▸ SET EXERCISE: Give the data below again exactly as it stands. Omit the pictures.

▸ RECORD EXTRACTS:
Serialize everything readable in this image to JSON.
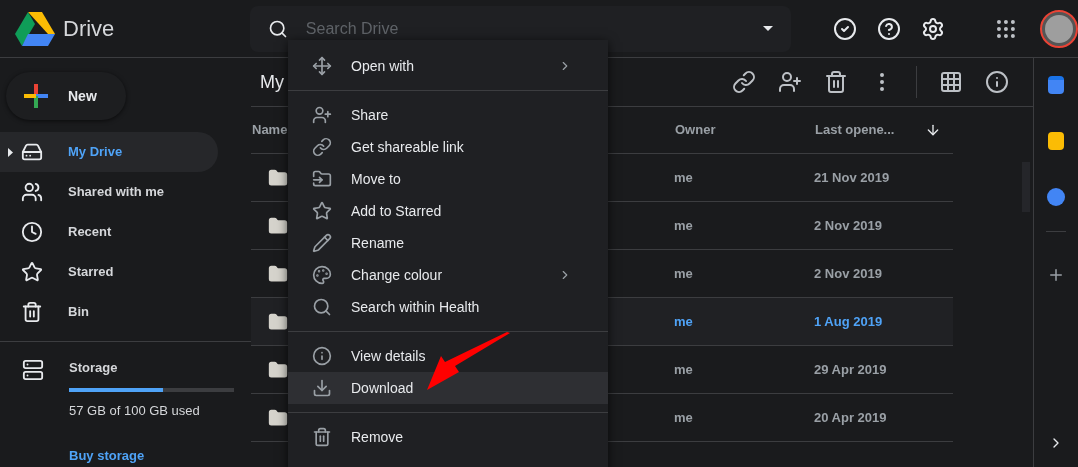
{
  "header": {
    "app_name": "Drive",
    "search": {
      "placeholder": "Search Drive"
    }
  },
  "sidebar": {
    "new_button": "New",
    "items": [
      {
        "label": "My Drive",
        "selected": true
      },
      {
        "label": "Shared with me",
        "selected": false
      },
      {
        "label": "Recent",
        "selected": false
      },
      {
        "label": "Starred",
        "selected": false
      },
      {
        "label": "Bin",
        "selected": false
      }
    ],
    "storage": {
      "label": "Storage",
      "level": 0.57,
      "usage": "57 GB of 100 GB used",
      "buy": "Buy storage"
    }
  },
  "main": {
    "title": "My",
    "columns": [
      "Name",
      "Owner",
      "Last opene..."
    ],
    "rows": [
      {
        "owner": "me",
        "last_opened": "21 Nov 2019",
        "selected": false
      },
      {
        "owner": "me",
        "last_opened": "2 Nov 2019",
        "selected": false
      },
      {
        "owner": "me",
        "last_opened": "2 Nov 2019",
        "selected": false
      },
      {
        "owner": "me",
        "last_opened": "1 Aug 2019",
        "selected": true
      },
      {
        "owner": "me",
        "last_opened": "29 Apr 2019",
        "selected": false
      },
      {
        "owner": "me",
        "last_opened": "20 Apr 2019",
        "selected": false
      }
    ]
  },
  "context_menu": {
    "groups": [
      [
        {
          "label": "Open with",
          "submenu": true,
          "selected": false
        }
      ],
      [
        {
          "label": "Share",
          "submenu": false,
          "selected": false
        },
        {
          "label": "Get shareable link",
          "submenu": false,
          "selected": false
        },
        {
          "label": "Move to",
          "submenu": false,
          "selected": false
        },
        {
          "label": "Add to Starred",
          "submenu": false,
          "selected": false
        },
        {
          "label": "Rename",
          "submenu": false,
          "selected": false
        },
        {
          "label": "Change colour",
          "submenu": true,
          "selected": false
        },
        {
          "label": "Search within Health",
          "submenu": false,
          "selected": false
        }
      ],
      [
        {
          "label": "View details",
          "submenu": false,
          "selected": false
        },
        {
          "label": "Download",
          "submenu": false,
          "selected": true
        }
      ],
      [
        {
          "label": "Remove",
          "submenu": false,
          "selected": false
        }
      ]
    ]
  }
}
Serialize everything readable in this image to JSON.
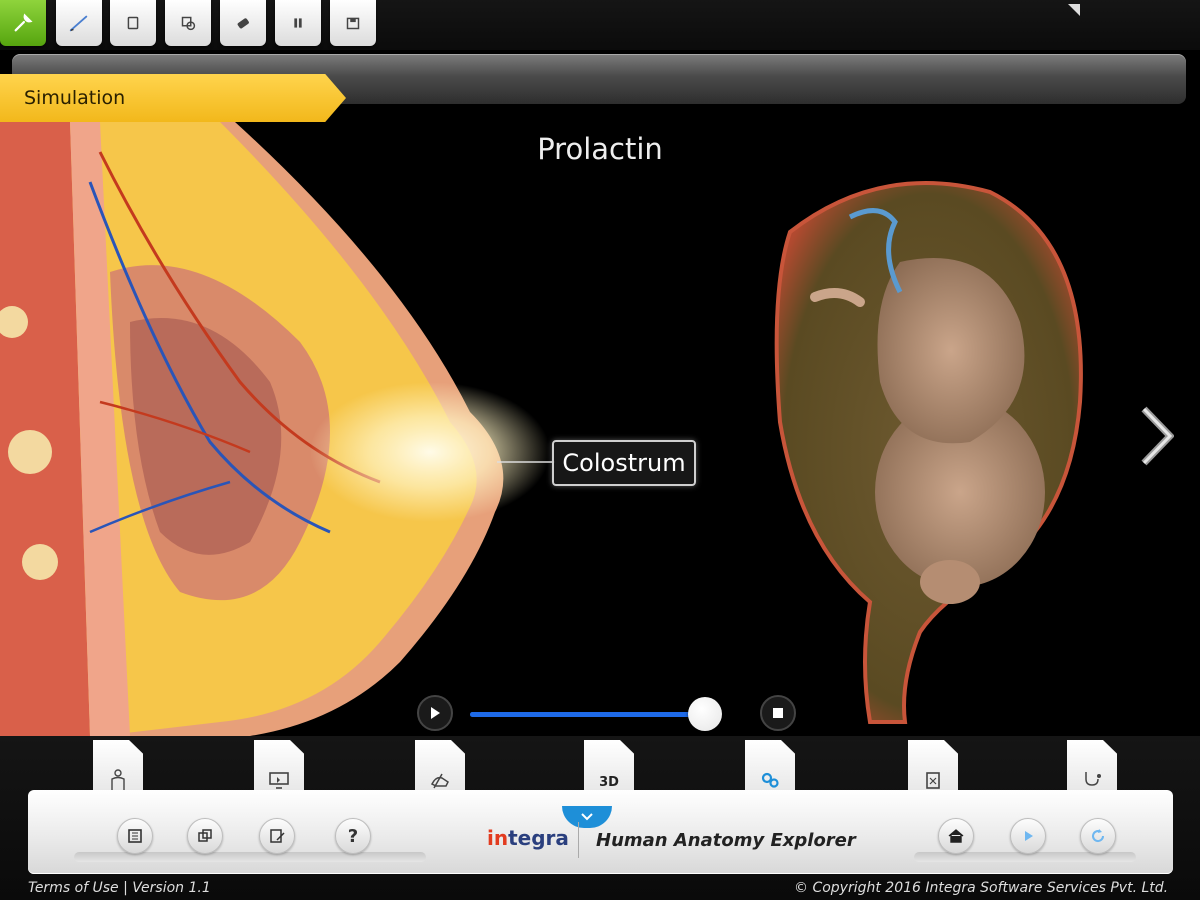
{
  "toolbar": {
    "buttons": [
      {
        "icon": "wrench-icon",
        "active": true
      },
      {
        "icon": "pencil-icon"
      },
      {
        "icon": "page-icon"
      },
      {
        "icon": "layers-icon"
      },
      {
        "icon": "eraser-icon"
      },
      {
        "icon": "pause-icon"
      },
      {
        "icon": "save-icon"
      }
    ]
  },
  "header": {
    "section_tab": "Simulation"
  },
  "stage": {
    "title": "Prolactin",
    "callout_label": "Colostrum",
    "player": {
      "progress": 0.94
    }
  },
  "bottom_tabs": [
    {
      "icon": "body-icon"
    },
    {
      "icon": "monitor-icon"
    },
    {
      "icon": "hand-icon"
    },
    {
      "label": "3D"
    },
    {
      "icon": "gears-icon"
    },
    {
      "icon": "notes-icon"
    },
    {
      "icon": "stethoscope-icon"
    }
  ],
  "dock": {
    "left_buttons": [
      {
        "icon": "book-icon"
      },
      {
        "icon": "copy-icon"
      },
      {
        "icon": "edit-icon"
      },
      {
        "label": "?"
      }
    ],
    "logo_part1": "in",
    "logo_part2": "tegra",
    "product_name": "Human Anatomy Explorer",
    "right_buttons": [
      {
        "icon": "home-icon"
      },
      {
        "icon": "play-icon"
      },
      {
        "icon": "refresh-icon"
      }
    ]
  },
  "footer": {
    "terms": "Terms of Use",
    "version": "Version 1.1",
    "copyright": "© Copyright 2016 Integra Software Services Pvt. Ltd."
  },
  "colors": {
    "accent_green": "#6cbf1e",
    "tab_yellow": "#f5c227",
    "slider_blue": "#1e6ae8",
    "dock_blue": "#1e8fd8"
  }
}
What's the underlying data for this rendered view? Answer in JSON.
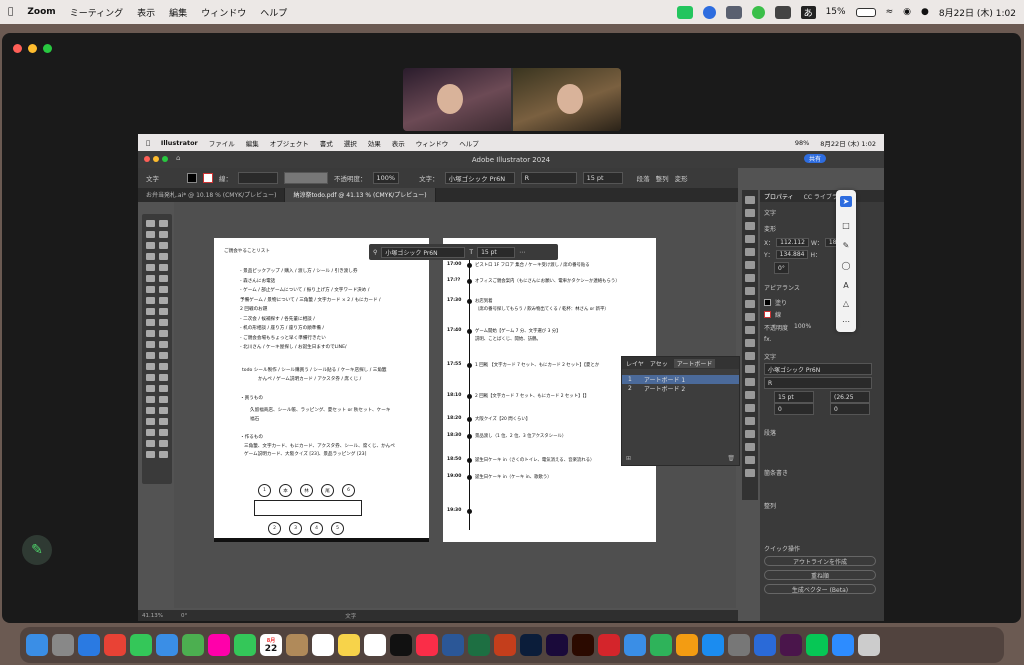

▸ RESPONSE FOR THIS EXERCISE:
Serialize everything readable in this image to JSON.
{
  "header": {
    "app_name": "Drive",
    "search": {
      "placeholder": "Search Drive"
    }
  },
  "sidebar": {
    "new_button": "New",
    "items": [
      {
        "label": "My Drive",
        "selected": true
      },
      {
        "label": "Shared with me",
        "selected": false
      },
      {
        "label": "Recent",
        "selected": false
      },
      {
        "label": "Starred",
        "selected": false
      },
      {
        "label": "Bin",
        "selected": false
      }
    ],
    "storage": {
      "label": "Storage",
      "level": 0.57,
      "usage": "57 GB of 100 GB used",
      "buy": "Buy storage"
    }
  },
  "main": {
    "title": "My",
    "columns": [
      "Name",
      "Owner",
      "Last opene..."
    ],
    "rows": [
      {
        "owner": "me",
        "last_opened": "21 Nov 2019",
        "selected": false
      },
      {
        "owner": "me",
        "last_opened": "2 Nov 2019",
        "selected": false
      },
      {
        "owner": "me",
        "last_opened": "2 Nov 2019",
        "selected": false
      },
      {
        "owner": "me",
        "last_opened": "1 Aug 2019",
        "selected": true
      },
      {
        "owner": "me",
        "last_opened": "29 Apr 2019",
        "selected": false
      },
      {
        "owner": "me",
        "last_opened": "20 Apr 2019",
        "selected": false
      }
    ]
  },
  "context_menu": {
    "groups": [
      [
        {
          "label": "Open with",
          "submenu": true,
          "selected": false
        }
      ],
      [
        {
          "label": "Share",
          "submenu": false,
          "selected": false
        },
        {
          "label": "Get shareable link",
          "submenu": false,
          "selected": false
        },
        {
          "label": "Move to",
          "submenu": false,
          "selected": false
        },
        {
          "label": "Add to Starred",
          "submenu": false,
          "selected": false
        },
        {
          "label": "Rename",
          "submenu": false,
          "selected": false
        },
        {
          "label": "Change colour",
          "submenu": true,
          "selected": false
        },
        {
          "label": "Search within Health",
          "submenu": false,
          "selected": false
        }
      ],
      [
        {
          "label": "View details",
          "submenu": false,
          "selected": false
        },
        {
          "label": "Download",
          "submenu": false,
          "selected": true
        }
      ],
      [
        {
          "label": "Remove",
          "submenu": false,
          "selected": false
        }
      ]
    ]
  }
}
Serialize everything readable in this image to JSON.
{
  "toolbar": {
    "buttons": [
      {
        "icon": "wrench-icon",
        "active": true
      },
      {
        "icon": "pencil-icon"
      },
      {
        "icon": "page-icon"
      },
      {
        "icon": "layers-icon"
      },
      {
        "icon": "eraser-icon"
      },
      {
        "icon": "pause-icon"
      },
      {
        "icon": "save-icon"
      }
    ]
  },
  "header": {
    "section_tab": "Simulation"
  },
  "stage": {
    "title": "Prolactin",
    "callout_label": "Colostrum",
    "player": {
      "progress": 0.94
    }
  },
  "bottom_tabs": [
    {
      "icon": "body-icon"
    },
    {
      "icon": "monitor-icon"
    },
    {
      "icon": "hand-icon"
    },
    {
      "label": "3D"
    },
    {
      "icon": "gears-icon"
    },
    {
      "icon": "notes-icon"
    },
    {
      "icon": "stethoscope-icon"
    }
  ],
  "dock": {
    "left_buttons": [
      {
        "icon": "book-icon"
      },
      {
        "icon": "copy-icon"
      },
      {
        "icon": "edit-icon"
      },
      {
        "label": "?"
      }
    ],
    "logo_part1": "in",
    "logo_part2": "tegra",
    "product_name": "Human Anatomy Explorer",
    "right_buttons": [
      {
        "icon": "home-icon"
      },
      {
        "icon": "play-icon"
      },
      {
        "icon": "refresh-icon"
      }
    ]
  },
  "footer": {
    "terms": "Terms of Use",
    "version": "Version 1.1",
    "copyright": "© Copyright 2016 Integra Software Services Pvt. Ltd."
  },
  "colors": {
    "accent_green": "#6cbf1e",
    "tab_yellow": "#f5c227",
    "slider_blue": "#1e6ae8",
    "dock_blue": "#1e8fd8"
  }
}
What's the underlying data for this rendered view? Answer in JSON.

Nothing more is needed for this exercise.